So for 3a) I found the angles of each of the sides by subtracting 180 (D is 55 on the first triangle, and 45 degrees on the second). Then I found "f" (the side opposite angle F) by using the Sine law, and I got 18cm. Then I used the sine law to find the length of the dashed line and I got 8.6cm. Then with this, I used the sine law again to calculate x. In the end, I got 12.2 cm. However, the answer in the textbook is 15cm. What did I do wrong?

For 3b, I did something similar. I found that the smaller triangle is isosceles, so the angles are: D is 70 degrees, B is 40 degrees and the one that isn't labelled is also 70 degrees. On the bigger triangle, angle B is 63 degrees. Then I used the sine law to calculate the horizontal line from B. I got 21.9cm. Then I used the sine law again to calculate x, which I found to be 48.2. However, the textbook says that x = 37.9cm. What did I do wrong?

Thanks!

 

[MarkFL]

For 3a) I get:

$$x=\frac{15\sqrt{2}\sin\left(35^{\circ}\right)}{\sin\left(55^{\circ}\right)}\text{ cm}\approx15\text{ cm}$$

For 3b) I get:

$$x=\frac{15\sin\left(70^{\circ}\right)}{\sin\left(27^{\circ}\right)\sin\left(55^{\circ}\right)}\text{ cm}\approx38\text{cm}$$

Your textbook is correct. I am unsure what you've done...you say you applied the sine law, but how you applied it I am not sure.

 

[eleventhxhour]

For 3a) I get:

$$x=\frac{15\sqrt{2}\sin\left(35^{\circ}\right)}{\sin\left(55^{\circ}\right)}\text{ cm}\approx15\text{ cm}$$

For 3b) I get:

$$x=\frac{15\sin\left(70^{\circ}\right)}{\sin\left(27^{\circ}\right)\sin\left(55^{\circ}\right)}\text{ cm}\approx38\text{cm}$$

Your textbook is correct. I am unsure what you've done...you say you applied the sine law, but how you applied it I am not sure.

Alright, so I did 3a) again and got the correct answer. But I'm still getting around 48cm for 3b). Here's what I did:

View attachment 2481

 

[MarkFL]

You can only apply the Pythagorean theorem to right triangles. The isosceles triangle has a $70^{\circ}$, and therefore the other two equal angles $\theta$ are:

$$70^{\circ}+2\theta=180^{\circ}$$

$$2\theta=110^{\circ}$$

$$\theta=55^{\circ}$$

And so, using the Law of Sines, we find:

$$\frac{\overline{BC}}{\sin\left(70^{\circ}\right)}=\frac{15}{\sin\left(55^{\circ}\right)}$$

Hence:

$$\overline{BC}=\frac{15\sin\left(70^{\circ}\right)}{\sin\left(55^{\circ}\right)}$$

Now, using the definition of the sine function, we find:

$$\sin\left(27^{\circ}\right)=\frac{\overline{BC}}{x}$$

$$x=\frac{\overline{BC}}{\sin\left(27^{\circ}\right)}=\frac{15\sin\left(70^{\circ}\right)}{\sin\left(27^{\circ}\right)\sin\left(55^{\circ}\right)}$$

» **Data provided**
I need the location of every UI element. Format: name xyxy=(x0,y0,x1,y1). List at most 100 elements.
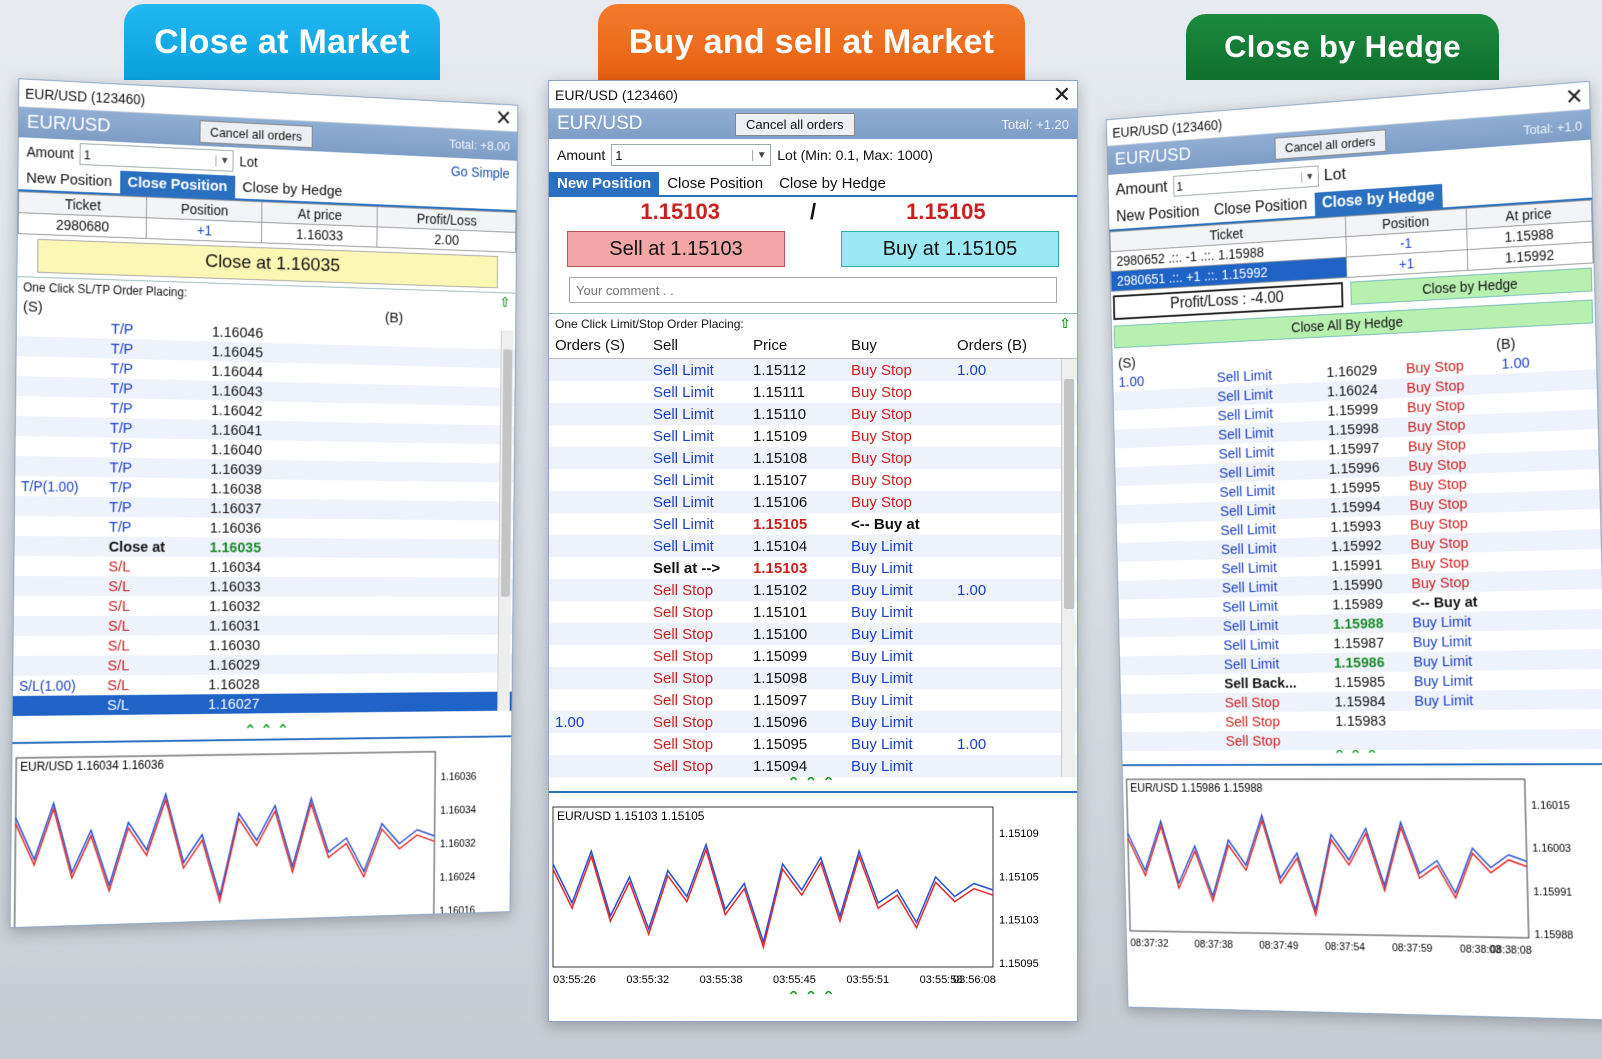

» **Directions**
Answer these questions from the forum thread about the sine law.
(a) In the first post, what value did the poster first get for x in 3a, and what value does the textbook give?
(b) According to the textbook, what is x in 3b?
(c) In the last reply, what does each of the two equal angles of the isosceles triangle measure?

» **Response to the task**
(a) The poster got 12.2 cm, and the textbook gives 15 cm.
(b) The textbook says x = 37.9 cm.
(c) Each equal angle measures 55 degrees.